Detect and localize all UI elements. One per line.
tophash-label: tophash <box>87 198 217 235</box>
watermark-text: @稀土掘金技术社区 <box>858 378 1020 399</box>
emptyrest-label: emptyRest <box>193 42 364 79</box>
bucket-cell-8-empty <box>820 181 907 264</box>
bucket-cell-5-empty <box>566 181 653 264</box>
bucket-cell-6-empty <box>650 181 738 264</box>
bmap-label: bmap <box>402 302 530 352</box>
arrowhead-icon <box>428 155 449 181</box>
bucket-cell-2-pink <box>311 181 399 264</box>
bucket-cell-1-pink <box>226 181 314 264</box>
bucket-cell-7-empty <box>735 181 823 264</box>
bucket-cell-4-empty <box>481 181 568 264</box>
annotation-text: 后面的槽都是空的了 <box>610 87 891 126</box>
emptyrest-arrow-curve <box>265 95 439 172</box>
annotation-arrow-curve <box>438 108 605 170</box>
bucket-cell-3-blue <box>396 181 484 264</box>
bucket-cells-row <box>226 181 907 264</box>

=====

Request: Reproduce every line of the records above without changing anything.

Solution to the problem:
Detect and localize all UI elements. One per line.
tophash-label: tophash <box>87 198 217 235</box>
watermark-text: @稀土掘金技术社区 <box>858 378 1020 399</box>
emptyrest-label: emptyRest <box>193 42 364 79</box>
bucket-cell-8-empty <box>820 181 907 264</box>
bucket-cell-5-empty <box>566 181 653 264</box>
bucket-cell-6-empty <box>650 181 738 264</box>
bmap-label: bmap <box>402 302 530 352</box>
arrowhead-icon <box>428 155 449 181</box>
bucket-cell-2-pink <box>311 181 399 264</box>
bucket-cell-1-pink <box>226 181 314 264</box>
bucket-cell-7-empty <box>735 181 823 264</box>
bucket-cell-4-empty <box>481 181 568 264</box>
annotation-text: 后面的槽都是空的了 <box>610 87 891 126</box>
emptyrest-arrow-curve <box>265 95 439 172</box>
annotation-arrow-curve <box>438 108 605 170</box>
bucket-cell-3-blue <box>396 181 484 264</box>
bucket-cells-row <box>226 181 907 264</box>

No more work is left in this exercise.